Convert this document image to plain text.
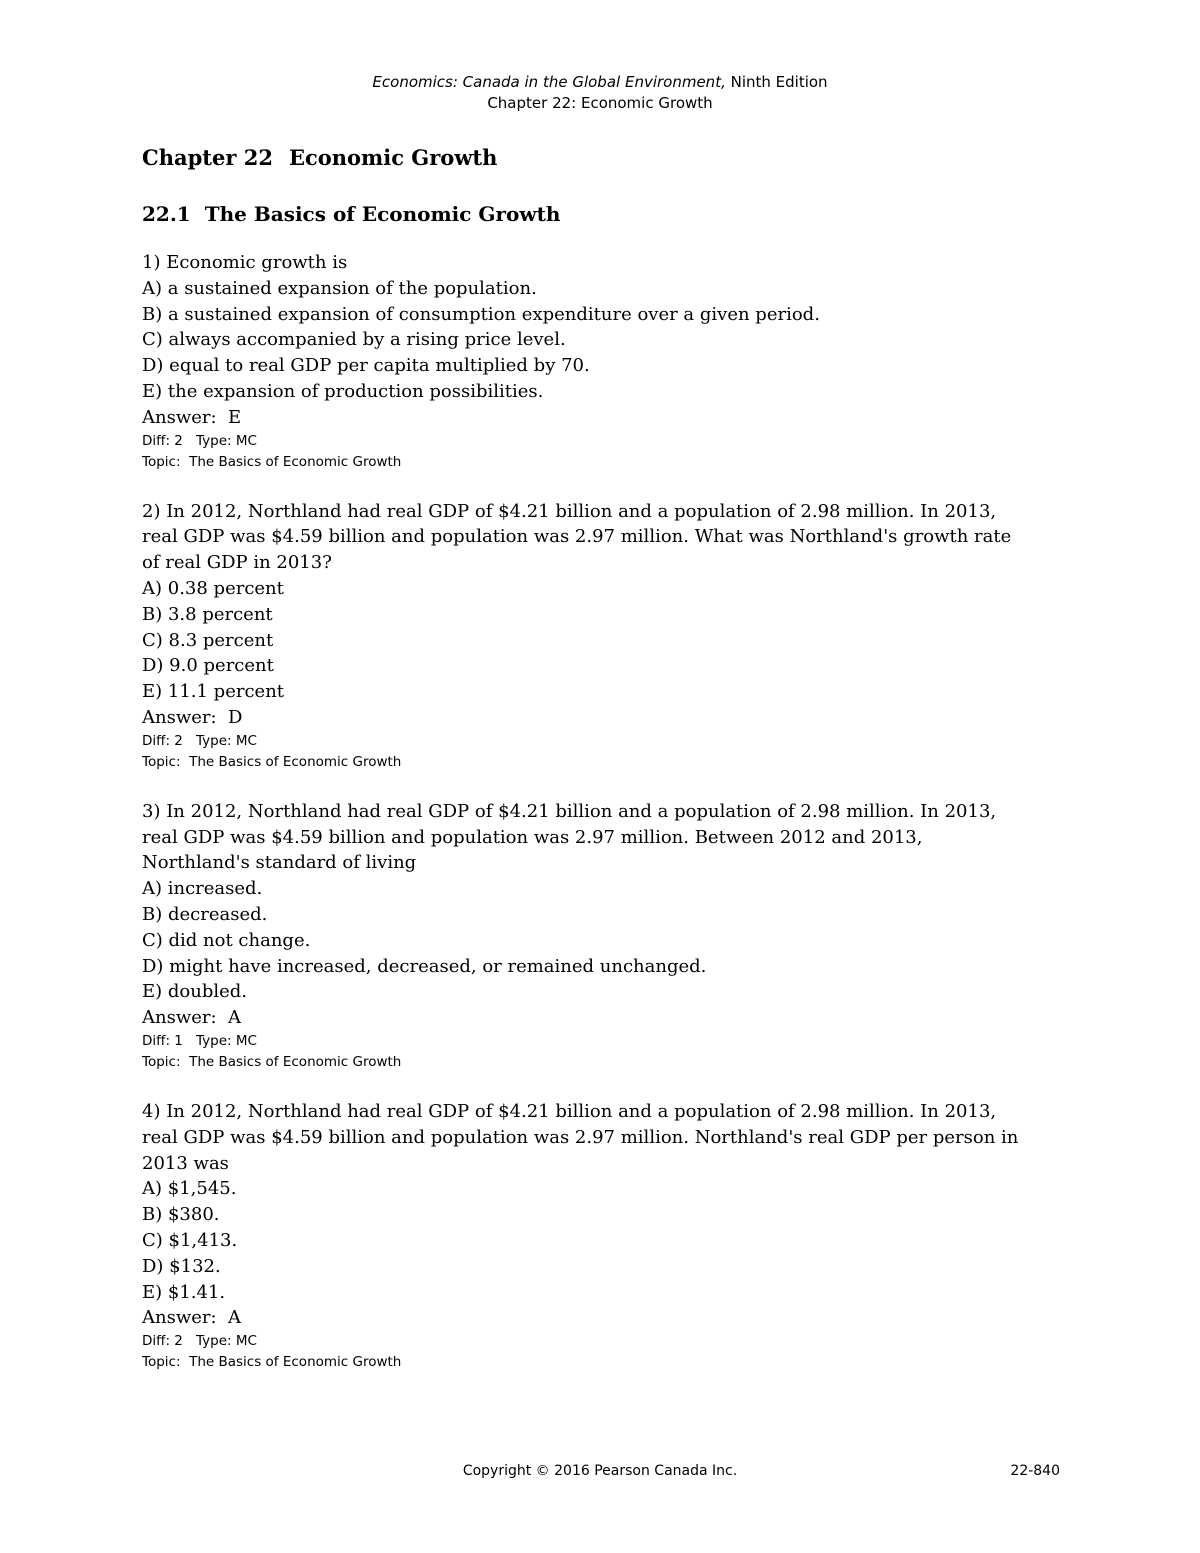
Economics: Canada in the Global Environment, Ninth Edition
Chapter 22: Economic Growth
Chapter 22 Economic Growth
22.1 The Basics of Economic Growth
1) Economic growth is
A) a sustained expansion of the population.
B) a sustained expansion of consumption expenditure over a given period.
C) always accompanied by a rising price level.
D) equal to real GDP per capita multiplied by 70.
E) the expansion of production possibilities.
Answer:  E
Diff: 2 Type: MC
Topic:  The Basics of Economic Growth
2) In 2012, Northland had real GDP of $4.21 billion and a population of 2.98 million. In 2013,
real GDP was $4.59 billion and population was 2.97 million. What was Northland's growth rate
of real GDP in 2013?
A) 0.38 percent
B) 3.8 percent
C) 8.3 percent
D) 9.0 percent
E) 11.1 percent
Answer:  D
Diff: 2 Type: MC
Topic:  The Basics of Economic Growth
3) In 2012, Northland had real GDP of $4.21 billion and a population of 2.98 million. In 2013,
real GDP was $4.59 billion and population was 2.97 million. Between 2012 and 2013,
Northland's standard of living
A) increased.
B) decreased.
C) did not change.
D) might have increased, decreased, or remained unchanged.
E) doubled.
Answer:  A
Diff: 1 Type: MC
Topic:  The Basics of Economic Growth
4) In 2012, Northland had real GDP of $4.21 billion and a population of 2.98 million. In 2013,
real GDP was $4.59 billion and population was 2.97 million. Northland's real GDP per person in
2013 was
A) $1,545.
B) $380.
C) $1,413.
D) $132.
E) $1.41.
Answer:  A
Diff: 2 Type: MC
Topic:  The Basics of Economic Growth
Copyright © 2016 Pearson Canada Inc.	22-840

Your goal →
Would you set down the listing exactly, omitting pictures?

Reply to the task →
Convert this document image to plain text.
Economics: Canada in the Global Environment, Ninth Edition
Chapter 22: Economic Growth
Chapter 22 Economic Growth
22.1 The Basics of Economic Growth
1) Economic growth is
A) a sustained expansion of the population.
B) a sustained expansion of consumption expenditure over a given period.
C) always accompanied by a rising price level.
D) equal to real GDP per capita multiplied by 70.
E) the expansion of production possibilities.
Answer:  E
Diff: 2 Type: MC
Topic:  The Basics of Economic Growth
2) In 2012, Northland had real GDP of $4.21 billion and a population of 2.98 million. In 2013,
real GDP was $4.59 billion and population was 2.97 million. What was Northland's growth rate
of real GDP in 2013?
A) 0.38 percent
B) 3.8 percent
C) 8.3 percent
D) 9.0 percent
E) 11.1 percent
Answer:  D
Diff: 2 Type: MC
Topic:  The Basics of Economic Growth
3) In 2012, Northland had real GDP of $4.21 billion and a population of 2.98 million. In 2013,
real GDP was $4.59 billion and population was 2.97 million. Between 2012 and 2013,
Northland's standard of living
A) increased.
B) decreased.
C) did not change.
D) might have increased, decreased, or remained unchanged.
E) doubled.
Answer:  A
Diff: 1 Type: MC
Topic:  The Basics of Economic Growth
4) In 2012, Northland had real GDP of $4.21 billion and a population of 2.98 million. In 2013,
real GDP was $4.59 billion and population was 2.97 million. Northland's real GDP per person in
2013 was
A) $1,545.
B) $380.
C) $1,413.
D) $132.
E) $1.41.
Answer:  A
Diff: 2 Type: MC
Topic:  The Basics of Economic Growth
Copyright © 2016 Pearson Canada Inc.	22-840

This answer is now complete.